**What the exercise asks**: Restate the records below word for word, and omit the images they hold.
## BEGIN Dataset rows
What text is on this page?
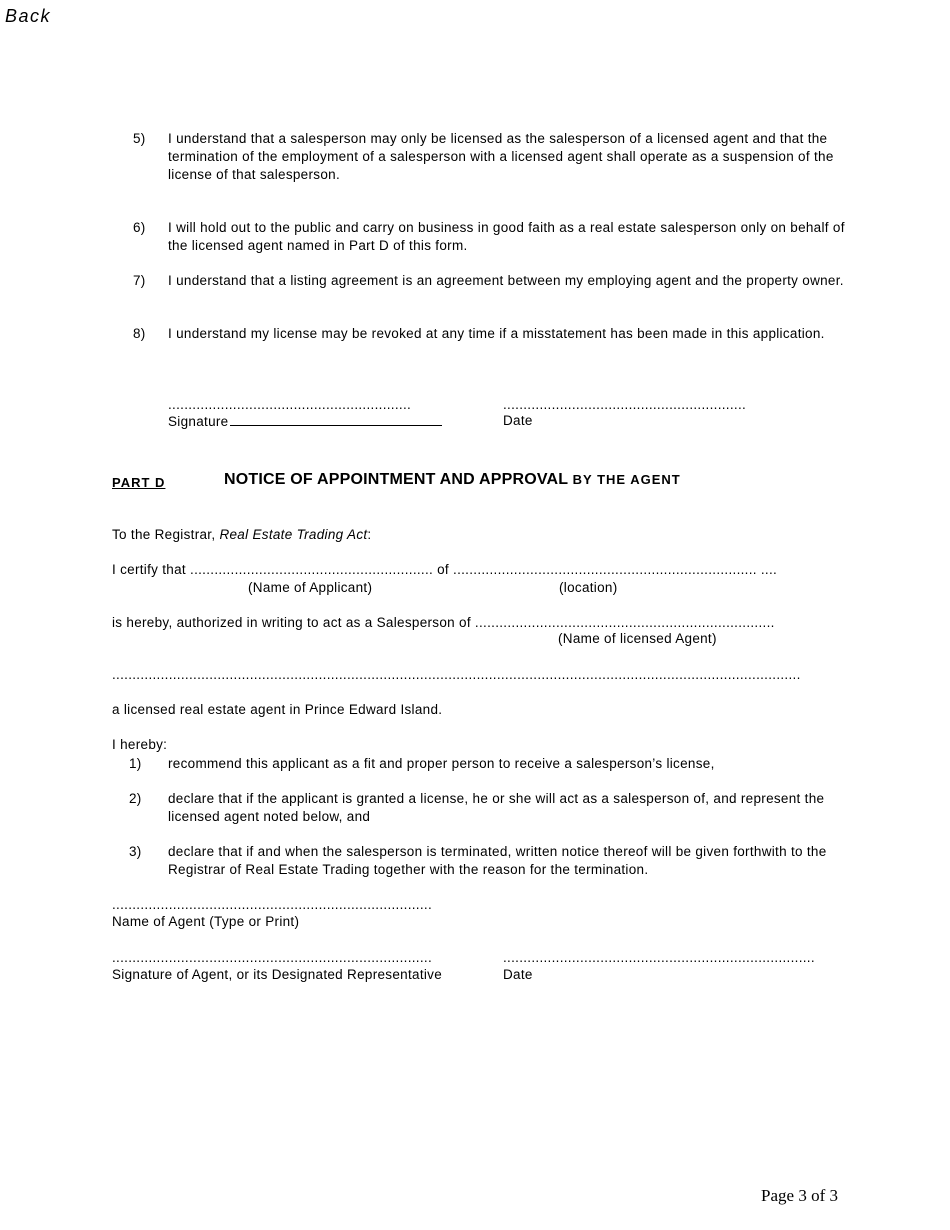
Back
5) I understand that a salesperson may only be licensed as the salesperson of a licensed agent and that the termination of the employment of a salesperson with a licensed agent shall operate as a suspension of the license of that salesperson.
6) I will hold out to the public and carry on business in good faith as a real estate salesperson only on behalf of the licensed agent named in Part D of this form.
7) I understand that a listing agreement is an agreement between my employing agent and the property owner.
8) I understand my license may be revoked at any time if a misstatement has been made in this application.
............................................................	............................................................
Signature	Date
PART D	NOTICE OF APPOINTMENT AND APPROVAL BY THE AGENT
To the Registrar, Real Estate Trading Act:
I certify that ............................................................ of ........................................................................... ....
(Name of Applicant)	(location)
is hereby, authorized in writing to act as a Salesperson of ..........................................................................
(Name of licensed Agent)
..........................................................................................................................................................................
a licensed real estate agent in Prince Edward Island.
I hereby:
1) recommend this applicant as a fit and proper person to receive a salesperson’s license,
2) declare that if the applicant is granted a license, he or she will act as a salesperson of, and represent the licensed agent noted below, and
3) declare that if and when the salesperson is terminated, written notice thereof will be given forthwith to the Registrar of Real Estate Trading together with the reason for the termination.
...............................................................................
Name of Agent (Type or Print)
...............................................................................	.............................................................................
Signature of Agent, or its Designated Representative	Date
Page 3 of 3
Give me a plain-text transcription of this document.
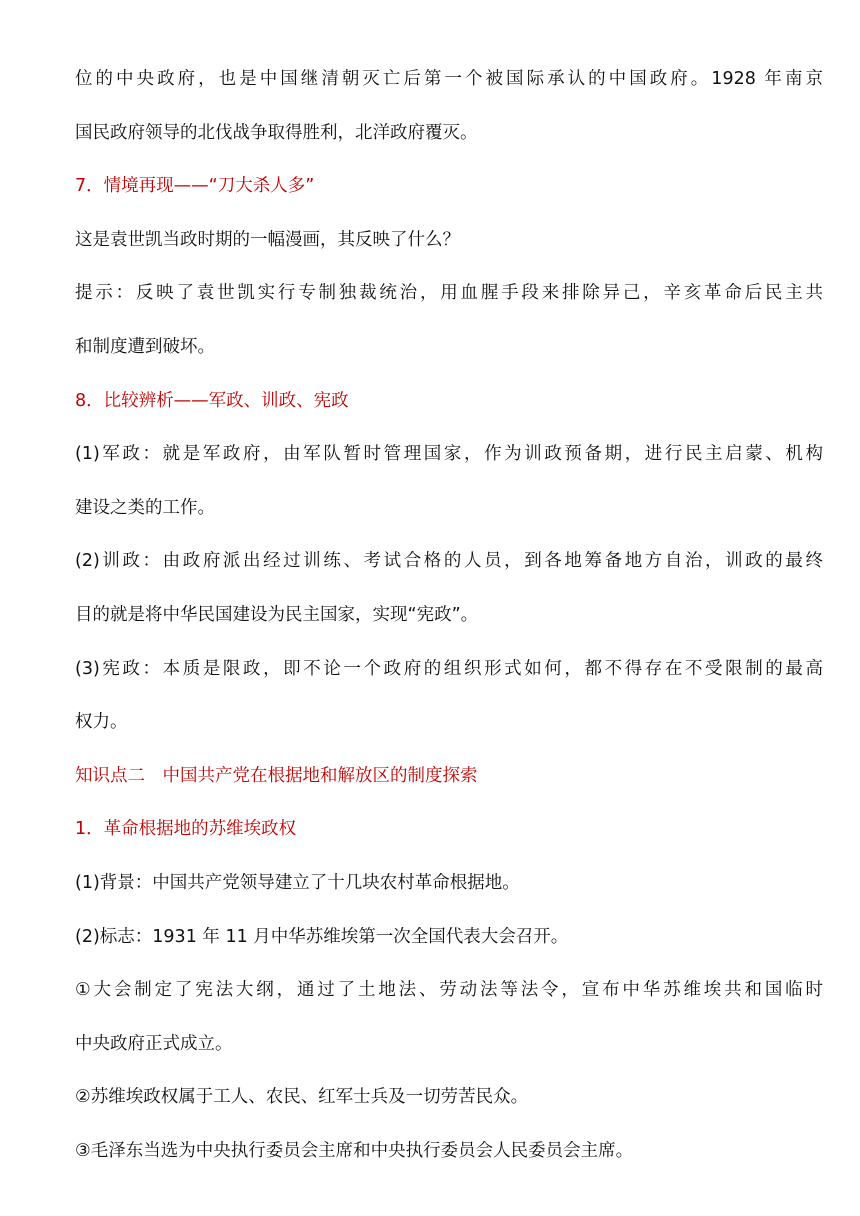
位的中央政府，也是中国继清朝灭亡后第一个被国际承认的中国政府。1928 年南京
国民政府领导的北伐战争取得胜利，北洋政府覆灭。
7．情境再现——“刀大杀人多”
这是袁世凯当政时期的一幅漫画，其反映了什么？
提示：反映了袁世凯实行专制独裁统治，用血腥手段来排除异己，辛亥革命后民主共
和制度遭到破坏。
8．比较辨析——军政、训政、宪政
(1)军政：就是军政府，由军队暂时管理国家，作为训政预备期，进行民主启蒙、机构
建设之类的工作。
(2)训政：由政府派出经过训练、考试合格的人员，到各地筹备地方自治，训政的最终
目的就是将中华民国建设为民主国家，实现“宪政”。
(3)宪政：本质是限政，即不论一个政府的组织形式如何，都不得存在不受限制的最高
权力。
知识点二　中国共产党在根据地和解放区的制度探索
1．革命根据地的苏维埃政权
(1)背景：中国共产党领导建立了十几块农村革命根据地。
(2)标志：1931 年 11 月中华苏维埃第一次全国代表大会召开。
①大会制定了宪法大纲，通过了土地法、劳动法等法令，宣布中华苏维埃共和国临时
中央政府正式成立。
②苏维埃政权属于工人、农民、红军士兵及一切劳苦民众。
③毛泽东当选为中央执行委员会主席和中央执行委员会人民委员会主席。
## END Dataset rows
**Reply to the exercise**:
What text is on this page?
Back
5) I understand that a salesperson may only be licensed as the salesperson of a licensed agent and that the termination of the employment of a salesperson with a licensed agent shall operate as a suspension of the license of that salesperson.
6) I will hold out to the public and carry on business in good faith as a real estate salesperson only on behalf of the licensed agent named in Part D of this form.
7) I understand that a listing agreement is an agreement between my employing agent and the property owner.
8) I understand my license may be revoked at any time if a misstatement has been made in this application.
............................................................	............................................................
Signature	Date
PART D	NOTICE OF APPOINTMENT AND APPROVAL BY THE AGENT
To the Registrar, Real Estate Trading Act:
I certify that ............................................................ of ........................................................................... ....
(Name of Applicant)	(location)
is hereby, authorized in writing to act as a Salesperson of ..........................................................................
(Name of licensed Agent)
..........................................................................................................................................................................
a licensed real estate agent in Prince Edward Island.
I hereby:
1) recommend this applicant as a fit and proper person to receive a salesperson’s license,
2) declare that if the applicant is granted a license, he or she will act as a salesperson of, and represent the licensed agent noted below, and
3) declare that if and when the salesperson is terminated, written notice thereof will be given forthwith to the Registrar of Real Estate Trading together with the reason for the termination.
...............................................................................
Name of Agent (Type or Print)
...............................................................................	.............................................................................
Signature of Agent, or its Designated Representative	Date
Page 3 of 3
Give me a plain-text transcription of this document.
位的中央政府，也是中国继清朝灭亡后第一个被国际承认的中国政府。1928 年南京
国民政府领导的北伐战争取得胜利，北洋政府覆灭。
7．情境再现——“刀大杀人多”
这是袁世凯当政时期的一幅漫画，其反映了什么？
提示：反映了袁世凯实行专制独裁统治，用血腥手段来排除异己，辛亥革命后民主共
和制度遭到破坏。
8．比较辨析——军政、训政、宪政
(1)军政：就是军政府，由军队暂时管理国家，作为训政预备期，进行民主启蒙、机构
建设之类的工作。
(2)训政：由政府派出经过训练、考试合格的人员，到各地筹备地方自治，训政的最终
目的就是将中华民国建设为民主国家，实现“宪政”。
(3)宪政：本质是限政，即不论一个政府的组织形式如何，都不得存在不受限制的最高
权力。
知识点二　中国共产党在根据地和解放区的制度探索
1．革命根据地的苏维埃政权
(1)背景：中国共产党领导建立了十几块农村革命根据地。
(2)标志：1931 年 11 月中华苏维埃第一次全国代表大会召开。
①大会制定了宪法大纲，通过了土地法、劳动法等法令，宣布中华苏维埃共和国临时
中央政府正式成立。
②苏维埃政权属于工人、农民、红军士兵及一切劳苦民众。
③毛泽东当选为中央执行委员会主席和中央执行委员会人民委员会主席。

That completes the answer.